Prompt. Reproduce word for word the material from its first line through the line containing "equation-4-condition: k = r [686,334,745,360]", including both of those lines.

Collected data

========================

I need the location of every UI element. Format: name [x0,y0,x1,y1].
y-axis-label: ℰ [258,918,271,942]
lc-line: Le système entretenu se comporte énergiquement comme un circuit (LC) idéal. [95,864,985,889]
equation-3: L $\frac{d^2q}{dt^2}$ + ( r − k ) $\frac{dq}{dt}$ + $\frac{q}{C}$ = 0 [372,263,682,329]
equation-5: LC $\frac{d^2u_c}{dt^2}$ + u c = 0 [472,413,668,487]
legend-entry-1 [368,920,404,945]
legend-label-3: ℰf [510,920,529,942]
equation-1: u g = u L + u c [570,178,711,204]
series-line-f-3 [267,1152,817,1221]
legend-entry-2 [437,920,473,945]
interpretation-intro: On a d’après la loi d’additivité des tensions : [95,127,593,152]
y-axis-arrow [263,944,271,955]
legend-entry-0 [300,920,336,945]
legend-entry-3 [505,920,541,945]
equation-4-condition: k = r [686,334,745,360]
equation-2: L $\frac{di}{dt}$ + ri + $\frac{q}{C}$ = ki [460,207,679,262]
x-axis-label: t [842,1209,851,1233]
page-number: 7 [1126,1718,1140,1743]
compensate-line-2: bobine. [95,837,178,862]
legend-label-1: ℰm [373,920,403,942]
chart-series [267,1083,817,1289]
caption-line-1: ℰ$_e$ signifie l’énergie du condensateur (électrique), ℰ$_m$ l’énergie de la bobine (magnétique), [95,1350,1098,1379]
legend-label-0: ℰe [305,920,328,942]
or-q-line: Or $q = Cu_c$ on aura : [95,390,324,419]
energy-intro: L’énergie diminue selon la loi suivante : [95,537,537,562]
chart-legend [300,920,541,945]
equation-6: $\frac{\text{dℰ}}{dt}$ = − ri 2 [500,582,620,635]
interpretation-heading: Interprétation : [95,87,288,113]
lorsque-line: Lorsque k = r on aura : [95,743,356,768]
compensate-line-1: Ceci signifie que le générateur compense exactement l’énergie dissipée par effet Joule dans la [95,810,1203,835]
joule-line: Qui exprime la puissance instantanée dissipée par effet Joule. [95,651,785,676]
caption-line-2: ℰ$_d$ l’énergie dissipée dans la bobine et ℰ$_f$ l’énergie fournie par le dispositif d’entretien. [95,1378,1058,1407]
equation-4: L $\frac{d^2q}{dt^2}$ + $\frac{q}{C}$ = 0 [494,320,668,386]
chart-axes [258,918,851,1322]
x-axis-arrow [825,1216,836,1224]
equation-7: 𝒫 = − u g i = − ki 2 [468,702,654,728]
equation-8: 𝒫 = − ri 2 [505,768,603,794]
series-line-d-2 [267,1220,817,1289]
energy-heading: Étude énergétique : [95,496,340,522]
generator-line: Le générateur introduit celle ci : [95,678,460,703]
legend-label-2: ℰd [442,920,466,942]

========================

Written reply.
I need the location of every UI element. Format: name [x0,y0,x1,y1].
y-axis-label: ℰ [258,918,271,942]
lc-line: Le système entretenu se comporte énergiquement comme un circuit (LC) idéal. [95,864,985,889]
equation-3: L $\frac{d^2q}{dt^2}$ + ( r − k ) $\frac{dq}{dt}$ + $\frac{q}{C}$ = 0 [372,263,682,329]
equation-5: LC $\frac{d^2u_c}{dt^2}$ + u c = 0 [472,413,668,487]
legend-entry-1 [368,920,404,945]
legend-label-3: ℰf [510,920,529,942]
equation-1: u g = u L + u c [570,178,711,204]
series-line-f-3 [267,1152,817,1221]
legend-entry-2 [437,920,473,945]
interpretation-intro: On a d’après la loi d’additivité des tensions : [95,127,593,152]
y-axis-arrow [263,944,271,955]
legend-entry-0 [300,920,336,945]
legend-entry-3 [505,920,541,945]
equation-4-condition: k = r [686,334,745,360]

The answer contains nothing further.